__INSTRUCTIONS TO FOLLOW__
For the string "factors", search the entries below and copy every line where it appears.

__Document page entries with text__
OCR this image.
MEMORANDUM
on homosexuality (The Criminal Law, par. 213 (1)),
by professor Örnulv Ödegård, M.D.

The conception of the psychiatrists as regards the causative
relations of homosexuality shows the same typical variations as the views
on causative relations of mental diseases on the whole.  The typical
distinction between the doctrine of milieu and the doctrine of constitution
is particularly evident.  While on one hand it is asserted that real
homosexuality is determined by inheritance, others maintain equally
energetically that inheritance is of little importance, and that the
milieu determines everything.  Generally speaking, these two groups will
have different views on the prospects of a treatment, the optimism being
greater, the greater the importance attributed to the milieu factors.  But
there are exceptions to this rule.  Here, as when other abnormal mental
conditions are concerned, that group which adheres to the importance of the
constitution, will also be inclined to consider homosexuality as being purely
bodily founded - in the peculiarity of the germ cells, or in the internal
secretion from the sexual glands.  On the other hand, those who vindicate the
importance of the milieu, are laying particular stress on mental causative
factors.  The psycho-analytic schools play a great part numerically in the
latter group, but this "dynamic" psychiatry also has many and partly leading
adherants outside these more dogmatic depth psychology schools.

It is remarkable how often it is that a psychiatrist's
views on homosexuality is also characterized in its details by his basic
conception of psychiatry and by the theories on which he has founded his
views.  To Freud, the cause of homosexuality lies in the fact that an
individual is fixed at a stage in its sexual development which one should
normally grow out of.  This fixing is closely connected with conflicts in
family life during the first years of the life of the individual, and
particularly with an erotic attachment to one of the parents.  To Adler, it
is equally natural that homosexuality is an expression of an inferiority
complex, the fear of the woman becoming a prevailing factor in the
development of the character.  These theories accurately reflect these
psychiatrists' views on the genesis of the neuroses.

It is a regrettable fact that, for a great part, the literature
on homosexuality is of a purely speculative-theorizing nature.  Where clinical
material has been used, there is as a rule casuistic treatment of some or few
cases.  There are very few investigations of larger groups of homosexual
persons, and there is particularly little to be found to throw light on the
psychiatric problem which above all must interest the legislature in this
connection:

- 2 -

__OUTPUT OF THE TASK__
greater, the greater the importance attributed to the milieu factors.  But
factors.  The psycho-analytic schools play a great part numerically in the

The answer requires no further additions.